Repeat each line exactly as it is written.

Records for this exercise:
--
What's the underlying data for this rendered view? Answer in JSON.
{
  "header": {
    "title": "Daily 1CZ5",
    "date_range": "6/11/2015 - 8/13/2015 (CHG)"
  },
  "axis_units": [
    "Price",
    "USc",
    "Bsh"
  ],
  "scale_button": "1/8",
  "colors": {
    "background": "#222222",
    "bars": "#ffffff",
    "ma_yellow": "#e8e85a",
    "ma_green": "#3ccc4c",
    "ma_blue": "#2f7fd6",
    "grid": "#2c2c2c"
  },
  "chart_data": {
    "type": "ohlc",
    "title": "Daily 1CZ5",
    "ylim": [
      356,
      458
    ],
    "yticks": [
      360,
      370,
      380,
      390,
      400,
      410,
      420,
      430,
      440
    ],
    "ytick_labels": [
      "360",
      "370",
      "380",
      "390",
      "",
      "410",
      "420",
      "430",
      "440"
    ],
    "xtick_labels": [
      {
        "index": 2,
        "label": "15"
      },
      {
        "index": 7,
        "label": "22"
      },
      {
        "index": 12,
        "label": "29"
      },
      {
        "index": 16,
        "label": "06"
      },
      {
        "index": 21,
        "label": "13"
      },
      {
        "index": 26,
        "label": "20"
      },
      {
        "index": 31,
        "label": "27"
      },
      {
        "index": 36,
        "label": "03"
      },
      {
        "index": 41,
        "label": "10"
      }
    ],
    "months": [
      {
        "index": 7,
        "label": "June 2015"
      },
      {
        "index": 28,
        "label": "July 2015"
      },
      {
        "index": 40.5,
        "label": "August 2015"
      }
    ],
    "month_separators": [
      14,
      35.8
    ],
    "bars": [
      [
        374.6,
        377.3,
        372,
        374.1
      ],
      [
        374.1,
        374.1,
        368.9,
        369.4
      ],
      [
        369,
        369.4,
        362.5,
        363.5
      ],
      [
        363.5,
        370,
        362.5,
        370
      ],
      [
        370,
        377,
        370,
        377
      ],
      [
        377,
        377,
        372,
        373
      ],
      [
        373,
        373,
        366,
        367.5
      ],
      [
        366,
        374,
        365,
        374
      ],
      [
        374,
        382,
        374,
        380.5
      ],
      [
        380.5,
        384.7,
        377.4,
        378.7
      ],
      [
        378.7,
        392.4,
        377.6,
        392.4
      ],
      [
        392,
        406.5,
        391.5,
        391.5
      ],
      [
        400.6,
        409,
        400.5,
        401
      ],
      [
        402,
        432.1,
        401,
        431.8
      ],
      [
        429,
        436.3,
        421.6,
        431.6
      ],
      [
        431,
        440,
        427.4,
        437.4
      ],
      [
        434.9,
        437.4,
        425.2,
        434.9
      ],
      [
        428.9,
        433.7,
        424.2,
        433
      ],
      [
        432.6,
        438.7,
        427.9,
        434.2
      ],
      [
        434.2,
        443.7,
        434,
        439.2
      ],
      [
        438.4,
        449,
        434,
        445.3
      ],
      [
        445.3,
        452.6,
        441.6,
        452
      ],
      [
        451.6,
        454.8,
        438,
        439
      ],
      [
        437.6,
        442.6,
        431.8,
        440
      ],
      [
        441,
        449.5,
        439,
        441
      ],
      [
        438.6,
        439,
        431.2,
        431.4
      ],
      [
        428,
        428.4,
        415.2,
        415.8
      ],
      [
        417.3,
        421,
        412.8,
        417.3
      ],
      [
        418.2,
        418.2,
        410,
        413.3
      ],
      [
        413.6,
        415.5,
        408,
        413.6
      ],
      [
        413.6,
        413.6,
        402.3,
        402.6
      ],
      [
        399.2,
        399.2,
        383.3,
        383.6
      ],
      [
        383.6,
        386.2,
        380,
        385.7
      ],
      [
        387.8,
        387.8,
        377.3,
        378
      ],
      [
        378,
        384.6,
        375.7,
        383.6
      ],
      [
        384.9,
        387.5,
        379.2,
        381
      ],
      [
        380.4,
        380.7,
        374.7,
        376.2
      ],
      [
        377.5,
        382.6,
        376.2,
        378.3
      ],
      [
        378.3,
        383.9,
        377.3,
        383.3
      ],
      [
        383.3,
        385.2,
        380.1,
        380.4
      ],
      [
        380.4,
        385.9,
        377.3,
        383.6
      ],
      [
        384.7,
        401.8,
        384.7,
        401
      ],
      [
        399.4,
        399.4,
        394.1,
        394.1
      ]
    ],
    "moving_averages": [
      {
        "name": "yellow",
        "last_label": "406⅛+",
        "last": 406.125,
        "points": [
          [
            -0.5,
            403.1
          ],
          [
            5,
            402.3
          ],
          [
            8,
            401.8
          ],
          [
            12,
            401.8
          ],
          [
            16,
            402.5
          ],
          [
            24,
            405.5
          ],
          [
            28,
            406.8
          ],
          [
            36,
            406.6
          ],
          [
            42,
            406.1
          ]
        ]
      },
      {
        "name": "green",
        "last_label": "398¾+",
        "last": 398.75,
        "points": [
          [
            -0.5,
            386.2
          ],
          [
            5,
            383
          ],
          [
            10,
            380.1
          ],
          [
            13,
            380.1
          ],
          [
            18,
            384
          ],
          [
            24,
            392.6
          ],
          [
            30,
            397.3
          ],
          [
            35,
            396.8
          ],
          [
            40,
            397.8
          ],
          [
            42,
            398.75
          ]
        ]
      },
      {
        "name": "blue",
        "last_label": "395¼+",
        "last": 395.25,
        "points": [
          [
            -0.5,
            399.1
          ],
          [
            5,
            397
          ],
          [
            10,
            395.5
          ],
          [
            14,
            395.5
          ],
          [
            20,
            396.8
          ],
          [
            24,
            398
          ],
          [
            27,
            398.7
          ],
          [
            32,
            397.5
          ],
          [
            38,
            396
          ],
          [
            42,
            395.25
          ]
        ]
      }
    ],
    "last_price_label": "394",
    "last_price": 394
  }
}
--
Finished task:
What's the underlying data for this rendered view? Answer in JSON.
{
  "header": {
    "title": "Daily 1CZ5",
    "date_range": "6/11/2015 - 8/13/2015 (CHG)"
  },
  "axis_units": [
    "Price",
    "USc",
    "Bsh"
  ],
  "scale_button": "1/8",
  "colors": {
    "background": "#222222",
    "bars": "#ffffff",
    "ma_yellow": "#e8e85a",
    "ma_green": "#3ccc4c",
    "ma_blue": "#2f7fd6",
    "grid": "#2c2c2c"
  },
  "chart_data": {
    "type": "ohlc",
    "title": "Daily 1CZ5",
    "ylim": [
      356,
      458
    ],
    "yticks": [
      360,
      370,
      380,
      390,
      400,
      410,
      420,
      430,
      440
    ],
    "ytick_labels": [
      "360",
      "370",
      "380",
      "390",
      "",
      "410",
      "420",
      "430",
      "440"
    ],
    "xtick_labels": [
      {
        "index": 2,
        "label": "15"
      },
      {
        "index": 7,
        "label": "22"
      },
      {
        "index": 12,
        "label": "29"
      },
      {
        "index": 16,
        "label": "06"
      },
      {
        "index": 21,
        "label": "13"
      },
      {
        "index": 26,
        "label": "20"
      },
      {
        "index": 31,
        "label": "27"
      },
      {
        "index": 36,
        "label": "03"
      },
      {
        "index": 41,
        "label": "10"
      }
    ],
    "months": [
      {
        "index": 7,
        "label": "June 2015"
      },
      {
        "index": 28,
        "label": "July 2015"
      },
      {
        "index": 40.5,
        "label": "August 2015"
      }
    ],
    "month_separators": [
      14,
      35.8
    ],
    "bars": [
      [
        374.6,
        377.3,
        372,
        374.1
      ],
      [
        374.1,
        374.1,
        368.9,
        369.4
      ],
      [
        369,
        369.4,
        362.5,
        363.5
      ],
      [
        363.5,
        370,
        362.5,
        370
      ],
      [
        370,
        377,
        370,
        377
      ],
      [
        377,
        377,
        372,
        373
      ],
      [
        373,
        373,
        366,
        367.5
      ],
      [
        366,
        374,
        365,
        374
      ],
      [
        374,
        382,
        374,
        380.5
      ],
      [
        380.5,
        384.7,
        377.4,
        378.7
      ],
      [
        378.7,
        392.4,
        377.6,
        392.4
      ],
      [
        392,
        406.5,
        391.5,
        391.5
      ],
      [
        400.6,
        409,
        400.5,
        401
      ],
      [
        402,
        432.1,
        401,
        431.8
      ],
      [
        429,
        436.3,
        421.6,
        431.6
      ],
      [
        431,
        440,
        427.4,
        437.4
      ],
      [
        434.9,
        437.4,
        425.2,
        434.9
      ],
      [
        428.9,
        433.7,
        424.2,
        433
      ],
      [
        432.6,
        438.7,
        427.9,
        434.2
      ],
      [
        434.2,
        443.7,
        434,
        439.2
      ],
      [
        438.4,
        449,
        434,
        445.3
      ],
      [
        445.3,
        452.6,
        441.6,
        452
      ],
      [
        451.6,
        454.8,
        438,
        439
      ],
      [
        437.6,
        442.6,
        431.8,
        440
      ],
      [
        441,
        449.5,
        439,
        441
      ],
      [
        438.6,
        439,
        431.2,
        431.4
      ],
      [
        428,
        428.4,
        415.2,
        415.8
      ],
      [
        417.3,
        421,
        412.8,
        417.3
      ],
      [
        418.2,
        418.2,
        410,
        413.3
      ],
      [
        413.6,
        415.5,
        408,
        413.6
      ],
      [
        413.6,
        413.6,
        402.3,
        402.6
      ],
      [
        399.2,
        399.2,
        383.3,
        383.6
      ],
      [
        383.6,
        386.2,
        380,
        385.7
      ],
      [
        387.8,
        387.8,
        377.3,
        378
      ],
      [
        378,
        384.6,
        375.7,
        383.6
      ],
      [
        384.9,
        387.5,
        379.2,
        381
      ],
      [
        380.4,
        380.7,
        374.7,
        376.2
      ],
      [
        377.5,
        382.6,
        376.2,
        378.3
      ],
      [
        378.3,
        383.9,
        377.3,
        383.3
      ],
      [
        383.3,
        385.2,
        380.1,
        380.4
      ],
      [
        380.4,
        385.9,
        377.3,
        383.6
      ],
      [
        384.7,
        401.8,
        384.7,
        401
      ],
      [
        399.4,
        399.4,
        394.1,
        394.1
      ]
    ],
    "moving_averages": [
      {
        "name": "yellow",
        "last_label": "406⅛+",
        "last": 406.125,
        "points": [
          [
            -0.5,
            403.1
          ],
          [
            5,
            402.3
          ],
          [
            8,
            401.8
          ],
          [
            12,
            401.8
          ],
          [
            16,
            402.5
          ],
          [
            24,
            405.5
          ],
          [
            28,
            406.8
          ],
          [
            36,
            406.6
          ],
          [
            42,
            406.1
          ]
        ]
      },
      {
        "name": "green",
        "last_label": "398¾+",
        "last": 398.75,
        "points": [
          [
            -0.5,
            386.2
          ],
          [
            5,
            383
          ],
          [
            10,
            380.1
          ],
          [
            13,
            380.1
          ],
          [
            18,
            384
          ],
          [
            24,
            392.6
          ],
          [
            30,
            397.3
          ],
          [
            35,
            396.8
          ],
          [
            40,
            397.8
          ],
          [
            42,
            398.75
          ]
        ]
      },
      {
        "name": "blue",
        "last_label": "395¼+",
        "last": 395.25,
        "points": [
          [
            -0.5,
            399.1
          ],
          [
            5,
            397
          ],
          [
            10,
            395.5
          ],
          [
            14,
            395.5
          ],
          [
            20,
            396.8
          ],
          [
            24,
            398
          ],
          [
            27,
            398.7
          ],
          [
            32,
            397.5
          ],
          [
            38,
            396
          ],
          [
            42,
            395.25
          ]
        ]
      }
    ],
    "last_price_label": "394",
    "last_price": 394
  }
}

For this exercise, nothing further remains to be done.